(Entries with figure data)
↓↓↓
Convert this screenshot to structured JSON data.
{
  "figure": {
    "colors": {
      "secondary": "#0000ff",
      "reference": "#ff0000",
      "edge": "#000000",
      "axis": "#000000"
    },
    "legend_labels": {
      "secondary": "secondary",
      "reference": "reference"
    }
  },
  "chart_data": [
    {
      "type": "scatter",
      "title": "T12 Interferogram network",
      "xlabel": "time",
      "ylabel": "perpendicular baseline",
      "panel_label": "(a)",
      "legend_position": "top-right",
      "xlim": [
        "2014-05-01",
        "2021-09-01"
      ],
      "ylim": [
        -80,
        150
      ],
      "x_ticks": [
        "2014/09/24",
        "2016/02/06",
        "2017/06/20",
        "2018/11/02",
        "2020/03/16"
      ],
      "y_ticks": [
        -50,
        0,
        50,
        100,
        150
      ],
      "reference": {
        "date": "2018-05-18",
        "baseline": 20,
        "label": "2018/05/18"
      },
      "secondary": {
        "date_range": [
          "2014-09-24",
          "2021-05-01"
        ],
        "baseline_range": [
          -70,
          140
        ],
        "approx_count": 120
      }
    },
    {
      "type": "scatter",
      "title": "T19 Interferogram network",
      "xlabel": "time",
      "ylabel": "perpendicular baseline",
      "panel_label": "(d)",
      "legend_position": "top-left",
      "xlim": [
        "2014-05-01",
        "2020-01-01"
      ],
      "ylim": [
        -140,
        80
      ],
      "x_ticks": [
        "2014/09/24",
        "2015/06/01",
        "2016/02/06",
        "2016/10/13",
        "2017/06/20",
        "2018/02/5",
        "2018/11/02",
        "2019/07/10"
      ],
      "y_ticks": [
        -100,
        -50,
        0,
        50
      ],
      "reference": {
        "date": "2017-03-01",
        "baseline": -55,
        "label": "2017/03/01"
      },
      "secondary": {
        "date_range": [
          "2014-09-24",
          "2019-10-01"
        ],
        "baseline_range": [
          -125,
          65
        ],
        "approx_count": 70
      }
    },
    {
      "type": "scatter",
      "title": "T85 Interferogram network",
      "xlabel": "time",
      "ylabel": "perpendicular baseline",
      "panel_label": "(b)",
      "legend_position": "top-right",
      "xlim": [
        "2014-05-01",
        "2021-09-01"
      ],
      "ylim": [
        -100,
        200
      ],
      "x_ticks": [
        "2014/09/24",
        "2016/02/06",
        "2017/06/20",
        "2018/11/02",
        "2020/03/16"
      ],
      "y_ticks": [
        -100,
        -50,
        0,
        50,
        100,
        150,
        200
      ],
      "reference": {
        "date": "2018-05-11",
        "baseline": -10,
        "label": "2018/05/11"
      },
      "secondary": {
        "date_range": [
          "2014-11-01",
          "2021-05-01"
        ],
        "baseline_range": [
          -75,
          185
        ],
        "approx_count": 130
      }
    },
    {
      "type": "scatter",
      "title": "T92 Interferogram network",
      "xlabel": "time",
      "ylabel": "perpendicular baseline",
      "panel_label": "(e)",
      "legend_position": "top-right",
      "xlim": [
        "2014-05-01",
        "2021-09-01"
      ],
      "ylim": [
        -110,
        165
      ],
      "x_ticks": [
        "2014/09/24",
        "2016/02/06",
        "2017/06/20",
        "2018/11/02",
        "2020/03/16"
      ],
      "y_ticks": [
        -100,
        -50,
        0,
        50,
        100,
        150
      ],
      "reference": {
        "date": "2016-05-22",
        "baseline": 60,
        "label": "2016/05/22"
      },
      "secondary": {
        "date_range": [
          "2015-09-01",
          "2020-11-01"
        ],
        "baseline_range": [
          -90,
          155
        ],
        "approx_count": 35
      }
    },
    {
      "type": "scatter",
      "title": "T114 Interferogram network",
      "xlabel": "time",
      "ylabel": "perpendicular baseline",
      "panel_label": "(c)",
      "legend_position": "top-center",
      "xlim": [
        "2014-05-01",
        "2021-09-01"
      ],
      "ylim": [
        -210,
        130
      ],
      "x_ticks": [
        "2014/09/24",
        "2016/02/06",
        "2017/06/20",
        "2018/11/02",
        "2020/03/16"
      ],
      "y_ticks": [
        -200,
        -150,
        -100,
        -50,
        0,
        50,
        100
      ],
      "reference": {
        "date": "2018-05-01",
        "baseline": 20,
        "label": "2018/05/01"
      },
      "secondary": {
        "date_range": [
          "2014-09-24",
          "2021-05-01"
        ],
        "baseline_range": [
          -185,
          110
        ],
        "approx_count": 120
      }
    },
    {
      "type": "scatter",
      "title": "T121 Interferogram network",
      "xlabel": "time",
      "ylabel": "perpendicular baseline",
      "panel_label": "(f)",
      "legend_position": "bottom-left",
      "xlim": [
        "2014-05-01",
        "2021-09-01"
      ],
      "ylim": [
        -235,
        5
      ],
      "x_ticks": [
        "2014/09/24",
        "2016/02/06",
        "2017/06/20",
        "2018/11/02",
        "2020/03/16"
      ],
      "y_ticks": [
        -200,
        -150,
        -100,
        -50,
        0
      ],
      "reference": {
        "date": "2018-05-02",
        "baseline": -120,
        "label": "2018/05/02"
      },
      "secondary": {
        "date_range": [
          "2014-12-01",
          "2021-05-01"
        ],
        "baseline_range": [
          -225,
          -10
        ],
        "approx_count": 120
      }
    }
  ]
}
↑↑↑
> _Request_
Can you give every line above again, exactly as written?

> _Task answer_
Convert this screenshot to structured JSON data.
{
  "figure": {
    "colors": {
      "secondary": "#0000ff",
      "reference": "#ff0000",
      "edge": "#000000",
      "axis": "#000000"
    },
    "legend_labels": {
      "secondary": "secondary",
      "reference": "reference"
    }
  },
  "chart_data": [
    {
      "type": "scatter",
      "title": "T12 Interferogram network",
      "xlabel": "time",
      "ylabel": "perpendicular baseline",
      "panel_label": "(a)",
      "legend_position": "top-right",
      "xlim": [
        "2014-05-01",
        "2021-09-01"
      ],
      "ylim": [
        -80,
        150
      ],
      "x_ticks": [
        "2014/09/24",
        "2016/02/06",
        "2017/06/20",
        "2018/11/02",
        "2020/03/16"
      ],
      "y_ticks": [
        -50,
        0,
        50,
        100,
        150
      ],
      "reference": {
        "date": "2018-05-18",
        "baseline": 20,
        "label": "2018/05/18"
      },
      "secondary": {
        "date_range": [
          "2014-09-24",
          "2021-05-01"
        ],
        "baseline_range": [
          -70,
          140
        ],
        "approx_count": 120
      }
    },
    {
      "type": "scatter",
      "title": "T19 Interferogram network",
      "xlabel": "time",
      "ylabel": "perpendicular baseline",
      "panel_label": "(d)",
      "legend_position": "top-left",
      "xlim": [
        "2014-05-01",
        "2020-01-01"
      ],
      "ylim": [
        -140,
        80
      ],
      "x_ticks": [
        "2014/09/24",
        "2015/06/01",
        "2016/02/06",
        "2016/10/13",
        "2017/06/20",
        "2018/02/5",
        "2018/11/02",
        "2019/07/10"
      ],
      "y_ticks": [
        -100,
        -50,
        0,
        50
      ],
      "reference": {
        "date": "2017-03-01",
        "baseline": -55,
        "label": "2017/03/01"
      },
      "secondary": {
        "date_range": [
          "2014-09-24",
          "2019-10-01"
        ],
        "baseline_range": [
          -125,
          65
        ],
        "approx_count": 70
      }
    },
    {
      "type": "scatter",
      "title": "T85 Interferogram network",
      "xlabel": "time",
      "ylabel": "perpendicular baseline",
      "panel_label": "(b)",
      "legend_position": "top-right",
      "xlim": [
        "2014-05-01",
        "2021-09-01"
      ],
      "ylim": [
        -100,
        200
      ],
      "x_ticks": [
        "2014/09/24",
        "2016/02/06",
        "2017/06/20",
        "2018/11/02",
        "2020/03/16"
      ],
      "y_ticks": [
        -100,
        -50,
        0,
        50,
        100,
        150,
        200
      ],
      "reference": {
        "date": "2018-05-11",
        "baseline": -10,
        "label": "2018/05/11"
      },
      "secondary": {
        "date_range": [
          "2014-11-01",
          "2021-05-01"
        ],
        "baseline_range": [
          -75,
          185
        ],
        "approx_count": 130
      }
    },
    {
      "type": "scatter",
      "title": "T92 Interferogram network",
      "xlabel": "time",
      "ylabel": "perpendicular baseline",
      "panel_label": "(e)",
      "legend_position": "top-right",
      "xlim": [
        "2014-05-01",
        "2021-09-01"
      ],
      "ylim": [
        -110,
        165
      ],
      "x_ticks": [
        "2014/09/24",
        "2016/02/06",
        "2017/06/20",
        "2018/11/02",
        "2020/03/16"
      ],
      "y_ticks": [
        -100,
        -50,
        0,
        50,
        100,
        150
      ],
      "reference": {
        "date": "2016-05-22",
        "baseline": 60,
        "label": "2016/05/22"
      },
      "secondary": {
        "date_range": [
          "2015-09-01",
          "2020-11-01"
        ],
        "baseline_range": [
          -90,
          155
        ],
        "approx_count": 35
      }
    },
    {
      "type": "scatter",
      "title": "T114 Interferogram network",
      "xlabel": "time",
      "ylabel": "perpendicular baseline",
      "panel_label": "(c)",
      "legend_position": "top-center",
      "xlim": [
        "2014-05-01",
        "2021-09-01"
      ],
      "ylim": [
        -210,
        130
      ],
      "x_ticks": [
        "2014/09/24",
        "2016/02/06",
        "2017/06/20",
        "2018/11/02",
        "2020/03/16"
      ],
      "y_ticks": [
        -200,
        -150,
        -100,
        -50,
        0,
        50,
        100
      ],
      "reference": {
        "date": "2018-05-01",
        "baseline": 20,
        "label": "2018/05/01"
      },
      "secondary": {
        "date_range": [
          "2014-09-24",
          "2021-05-01"
        ],
        "baseline_range": [
          -185,
          110
        ],
        "approx_count": 120
      }
    },
    {
      "type": "scatter",
      "title": "T121 Interferogram network",
      "xlabel": "time",
      "ylabel": "perpendicular baseline",
      "panel_label": "(f)",
      "legend_position": "bottom-left",
      "xlim": [
        "2014-05-01",
        "2021-09-01"
      ],
      "ylim": [
        -235,
        5
      ],
      "x_ticks": [
        "2014/09/24",
        "2016/02/06",
        "2017/06/20",
        "2018/11/02",
        "2020/03/16"
      ],
      "y_ticks": [
        -200,
        -150,
        -100,
        -50,
        0
      ],
      "reference": {
        "date": "2018-05-02",
        "baseline": -120,
        "label": "2018/05/02"
      },
      "secondary": {
        "date_range": [
          "2014-12-01",
          "2021-05-01"
        ],
        "baseline_range": [
          -225,
          -10
        ],
        "approx_count": 120
      }
    }
  ]
}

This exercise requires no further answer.